TASK LIST >>
[1] Reproduce the part of the anesthesia discussion starting with "The most important" and going on through "or genetic disease?".
[2] Summarize the anesthesia discussion in two sentences.

PAGE TEXT >>

····················

Surgeons... j/k Lots of bleeding, BP problems, electrolytes, especially blood sugar management in poorly controlled diabetics, respiratory problems (getting people off the vent) especailly for smokers, peculiar diseases (pheochromocytomas). Patient pathology in general. Sorry if this is broad based or not what you were looking for.
 
The most important task that an anesthesiologist must not screw up is the airway. People with difficult airways are the most challenging to deal with.. ALso massive blood loss and its implications, Myocardial infarction and coronary artery disease are challenging. Valvular abnormalities in particular aortic stenosis with a very high gradient across the valve.

Embolus'; pulmonary, fat, and amniotic fluid,
fetal distress in preeclamptic patients are very challenging to deal with
parturients who have coagulation issues...

this is a small list... there are so many...........
 
cyclicamp said:
Besides malignant hyperthermia, what are some of the catastrophies that an anesthesiologist must be ready to deal with? Particularly what are major considerations when dealing with the patient who has endocrinological, cardiovascular, pulmonary, oncological, or genetic disease?

In addition to those above, a fairly common one I saw (and one that made one anesthesiologist sweat-out his scrubs in one occassion) was refractory hypotension that didn't immediately respond to pressors. In this case, the patient's blood pressure was about 50/30 for a solid twenty minutes. The complication that made them doo-doo in their pants was anoxic brain injury due to hypopefusion.

Also, they are extremely vigilant about patient positioning. The catastrophe is that you have a long case where the patient is malpositioned, and then they wake-up with some palsy in an extremity. Next thing you know, you're in court trying to explain why grandpa could walk before his surgery but now is restricted to a wheelchair because he's lost all feeling in one leg. This is one of those scary, hidden catastrophes that you can't possibly know about until the patient wakes up. Hence, they always double (and sometimes triple) check when the surgeon asks them to move the bed.

····················

DATA SECTION >>
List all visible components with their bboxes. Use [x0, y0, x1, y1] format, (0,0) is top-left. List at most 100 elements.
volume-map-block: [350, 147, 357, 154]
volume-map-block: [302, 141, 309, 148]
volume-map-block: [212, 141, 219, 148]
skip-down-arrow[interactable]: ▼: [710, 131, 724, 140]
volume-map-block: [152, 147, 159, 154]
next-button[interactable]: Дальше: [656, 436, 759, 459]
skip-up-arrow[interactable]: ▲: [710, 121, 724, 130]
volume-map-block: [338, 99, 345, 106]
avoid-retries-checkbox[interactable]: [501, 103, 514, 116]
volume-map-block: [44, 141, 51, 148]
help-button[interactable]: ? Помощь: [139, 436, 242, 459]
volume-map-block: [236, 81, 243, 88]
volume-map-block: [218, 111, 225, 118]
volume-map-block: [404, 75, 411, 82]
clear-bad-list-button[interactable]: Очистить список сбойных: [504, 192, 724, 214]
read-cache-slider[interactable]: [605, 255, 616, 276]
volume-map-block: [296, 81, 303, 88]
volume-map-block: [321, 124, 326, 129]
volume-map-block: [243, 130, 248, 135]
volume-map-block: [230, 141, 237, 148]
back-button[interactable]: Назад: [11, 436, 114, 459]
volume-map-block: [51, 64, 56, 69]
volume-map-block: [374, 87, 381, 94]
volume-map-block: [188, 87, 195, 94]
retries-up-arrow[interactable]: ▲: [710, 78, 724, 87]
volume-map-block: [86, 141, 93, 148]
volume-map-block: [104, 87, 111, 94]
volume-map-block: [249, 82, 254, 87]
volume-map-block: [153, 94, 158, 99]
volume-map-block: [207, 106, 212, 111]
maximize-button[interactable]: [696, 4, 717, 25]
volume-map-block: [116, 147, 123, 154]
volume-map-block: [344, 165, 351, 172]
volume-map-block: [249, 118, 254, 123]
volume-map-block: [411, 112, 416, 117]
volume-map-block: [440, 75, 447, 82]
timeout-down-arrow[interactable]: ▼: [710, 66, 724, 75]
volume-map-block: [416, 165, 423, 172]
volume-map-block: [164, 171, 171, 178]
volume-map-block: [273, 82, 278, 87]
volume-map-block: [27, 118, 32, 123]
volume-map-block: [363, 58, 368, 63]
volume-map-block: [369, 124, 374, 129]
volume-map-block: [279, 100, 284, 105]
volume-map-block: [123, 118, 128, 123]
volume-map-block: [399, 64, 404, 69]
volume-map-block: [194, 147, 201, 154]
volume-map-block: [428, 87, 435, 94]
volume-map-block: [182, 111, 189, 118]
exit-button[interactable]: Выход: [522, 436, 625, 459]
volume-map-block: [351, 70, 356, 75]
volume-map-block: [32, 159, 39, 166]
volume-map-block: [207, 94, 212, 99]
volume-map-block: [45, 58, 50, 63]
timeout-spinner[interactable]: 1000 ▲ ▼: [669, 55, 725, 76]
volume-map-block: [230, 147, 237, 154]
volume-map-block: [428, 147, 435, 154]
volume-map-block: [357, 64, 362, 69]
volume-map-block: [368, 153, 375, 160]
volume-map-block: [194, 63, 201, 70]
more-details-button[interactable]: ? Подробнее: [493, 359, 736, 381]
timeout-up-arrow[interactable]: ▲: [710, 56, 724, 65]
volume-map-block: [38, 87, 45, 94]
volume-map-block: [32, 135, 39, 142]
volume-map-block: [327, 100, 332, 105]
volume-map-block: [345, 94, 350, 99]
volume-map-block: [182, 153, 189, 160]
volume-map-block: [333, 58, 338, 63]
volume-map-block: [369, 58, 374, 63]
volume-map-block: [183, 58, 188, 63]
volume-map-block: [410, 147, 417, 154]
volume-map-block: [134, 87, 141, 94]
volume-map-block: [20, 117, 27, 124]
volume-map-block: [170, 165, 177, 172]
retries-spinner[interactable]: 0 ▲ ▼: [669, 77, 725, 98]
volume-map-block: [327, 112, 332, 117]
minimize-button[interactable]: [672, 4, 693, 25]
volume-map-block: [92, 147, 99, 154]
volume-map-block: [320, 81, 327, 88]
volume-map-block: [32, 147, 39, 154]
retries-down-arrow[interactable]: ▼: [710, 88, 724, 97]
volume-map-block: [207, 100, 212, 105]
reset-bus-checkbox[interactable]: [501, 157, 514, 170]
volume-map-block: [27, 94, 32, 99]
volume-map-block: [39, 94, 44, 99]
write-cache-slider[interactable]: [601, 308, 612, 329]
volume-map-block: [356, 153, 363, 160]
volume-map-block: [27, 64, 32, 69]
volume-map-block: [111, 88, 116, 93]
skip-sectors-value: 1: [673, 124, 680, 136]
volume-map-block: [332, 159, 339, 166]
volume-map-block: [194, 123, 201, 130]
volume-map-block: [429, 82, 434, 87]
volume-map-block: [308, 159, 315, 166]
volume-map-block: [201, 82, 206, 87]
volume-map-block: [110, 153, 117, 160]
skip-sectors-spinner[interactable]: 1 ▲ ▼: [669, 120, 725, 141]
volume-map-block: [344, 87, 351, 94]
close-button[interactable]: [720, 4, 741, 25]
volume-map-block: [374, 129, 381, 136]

····················

TASK-BY-TASK ANSWERS >>
[1]
The most important task that an anesthesiologist must not screw up is the airway. People with difficult airways are the most challenging to deal with.. ALso massive blood loss and its implications, Myocardial infarction and coronary artery disease are challenging. Valvular abnormalities in particular aortic stenosis with a very high gradient across the valve.

Embolus'; pulmonary, fat, and amniotic fluid,
fetal distress in preeclamptic patients are very challenging to deal with
parturients who have coagulation issues...

this is a small list... there are so many...........
 
cyclicamp said:
Besides malignant hyperthermia, what are some of the catastrophies that an anesthesiologist must be ready to deal with? Particularly what are major considerations when dealing with the patient who has endocrinological, cardiovascular, pulmonary, oncological, or genetic disease?

[2] The anesthesia discussion lists challenges anesthesiologists must be ready for, including difficult airways, massive blood loss, coronary artery disease, aortic stenosis, emboli, and coagulation issues in parturients. It also names refractory hypotension that does not respond to pressors, which can cause anoxic brain injury, and patient malpositioning that can leave someone with palsy in an extremity after waking.